Return all of the entries word for word, but omit the pictures they contain.

* Task input:
========

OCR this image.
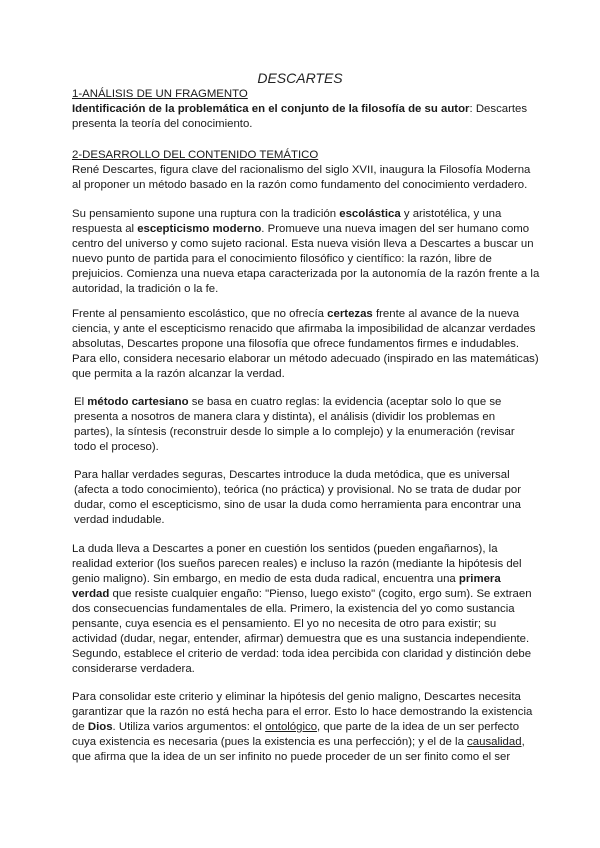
DESCARTES
1-ANÁLISIS DE UN FRAGMENTO
Identificación de la problemática en el conjunto de la filosofía de su autor: Descartes
presenta la teoría del conocimiento.
2-DESARROLLO DEL CONTENIDO TEMÁTICO
René Descartes, figura clave del racionalismo del siglo XVII, inaugura la Filosofía Moderna
al proponer un método basado en la razón como fundamento del conocimiento verdadero.
Su pensamiento supone una ruptura con la tradición escolástica y aristotélica, y una
respuesta al escepticismo moderno. Promueve una nueva imagen del ser humano como
centro del universo y como sujeto racional. Esta nueva visión lleva a Descartes a buscar un
nuevo punto de partida para el conocimiento filosófico y científico: la razón, libre de
prejuicios. Comienza una nueva etapa caracterizada por la autonomía de la razón frente a la
autoridad, la tradición o la fe.
Frente al pensamiento escolástico, que no ofrecía certezas frente al avance de la nueva
ciencia, y ante el escepticismo renacido que afirmaba la imposibilidad de alcanzar verdades
absolutas, Descartes propone una filosofía que ofrece fundamentos firmes e indudables.
Para ello, considera necesario elaborar un método adecuado (inspirado en las matemáticas)
que permita a la razón alcanzar la verdad.
El método cartesiano se basa en cuatro reglas: la evidencia (aceptar solo lo que se
presenta a nosotros de manera clara y distinta), el análisis (dividir los problemas en
partes), la síntesis (reconstruir desde lo simple a lo complejo) y la enumeración (revisar
todo el proceso).
Para hallar verdades seguras, Descartes introduce la duda metódica, que es universal
(afecta a todo conocimiento), teórica (no práctica) y provisional. No se trata de dudar por
dudar, como el escepticismo, sino de usar la duda como herramienta para encontrar una
verdad indudable.
La duda lleva a Descartes a poner en cuestión los sentidos (pueden engañarnos), la
realidad exterior (los sueños parecen reales) e incluso la razón (mediante la hipótesis del
genio maligno). Sin embargo, en medio de esta duda radical, encuentra una primera
verdad que resiste cualquier engaño: "Pienso, luego existo" (cogito, ergo sum). Se extraen
dos consecuencias fundamentales de ella. Primero, la existencia del yo como sustancia
pensante, cuya esencia es el pensamiento. El yo no necesita de otro para existir; su
actividad (dudar, negar, entender, afirmar) demuestra que es una sustancia independiente.
Segundo, establece el criterio de verdad: toda idea percibida con claridad y distinción debe
considerarse verdadera.
Para consolidar este criterio y eliminar la hipótesis del genio maligno, Descartes necesita
garantizar que la razón no está hecha para el error. Esto lo hace demostrando la existencia
de Dios. Utiliza varios argumentos: el ontológico, que parte de la idea de un ser perfecto
cuya existencia es necesaria (pues la existencia es una perfección); y el de la causalidad,
que afirma que la idea de un ser infinito no puede proceder de un ser finito como el ser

========

* Response:
OCR this image.
DESCARTES
1-ANÁLISIS DE UN FRAGMENTO
Identificación de la problemática en el conjunto de la filosofía de su autor: Descartes
presenta la teoría del conocimiento.
2-DESARROLLO DEL CONTENIDO TEMÁTICO
René Descartes, figura clave del racionalismo del siglo XVII, inaugura la Filosofía Moderna
al proponer un método basado en la razón como fundamento del conocimiento verdadero.
Su pensamiento supone una ruptura con la tradición escolástica y aristotélica, y una
respuesta al escepticismo moderno. Promueve una nueva imagen del ser humano como
centro del universo y como sujeto racional. Esta nueva visión lleva a Descartes a buscar un
nuevo punto de partida para el conocimiento filosófico y científico: la razón, libre de
prejuicios. Comienza una nueva etapa caracterizada por la autonomía de la razón frente a la
autoridad, la tradición o la fe.
Frente al pensamiento escolástico, que no ofrecía certezas frente al avance de la nueva
ciencia, y ante el escepticismo renacido que afirmaba la imposibilidad de alcanzar verdades
absolutas, Descartes propone una filosofía que ofrece fundamentos firmes e indudables.
Para ello, considera necesario elaborar un método adecuado (inspirado en las matemáticas)
que permita a la razón alcanzar la verdad.
El método cartesiano se basa en cuatro reglas: la evidencia (aceptar solo lo que se
presenta a nosotros de manera clara y distinta), el análisis (dividir los problemas en
partes), la síntesis (reconstruir desde lo simple a lo complejo) y la enumeración (revisar
todo el proceso).
Para hallar verdades seguras, Descartes introduce la duda metódica, que es universal
(afecta a todo conocimiento), teórica (no práctica) y provisional. No se trata de dudar por
dudar, como el escepticismo, sino de usar la duda como herramienta para encontrar una
verdad indudable.
La duda lleva a Descartes a poner en cuestión los sentidos (pueden engañarnos), la
realidad exterior (los sueños parecen reales) e incluso la razón (mediante la hipótesis del
genio maligno). Sin embargo, en medio de esta duda radical, encuentra una primera
verdad que resiste cualquier engaño: "Pienso, luego existo" (cogito, ergo sum). Se extraen
dos consecuencias fundamentales de ella. Primero, la existencia del yo como sustancia
pensante, cuya esencia es el pensamiento. El yo no necesita de otro para existir; su
actividad (dudar, negar, entender, afirmar) demuestra que es una sustancia independiente.
Segundo, establece el criterio de verdad: toda idea percibida con claridad y distinción debe
considerarse verdadera.
Para consolidar este criterio y eliminar la hipótesis del genio maligno, Descartes necesita
garantizar que la razón no está hecha para el error. Esto lo hace demostrando la existencia
de Dios. Utiliza varios argumentos: el ontológico, que parte de la idea de un ser perfecto
cuya existencia es necesaria (pues la existencia es una perfección); y el de la causalidad,
que afirma que la idea de un ser infinito no puede proceder de un ser finito como el ser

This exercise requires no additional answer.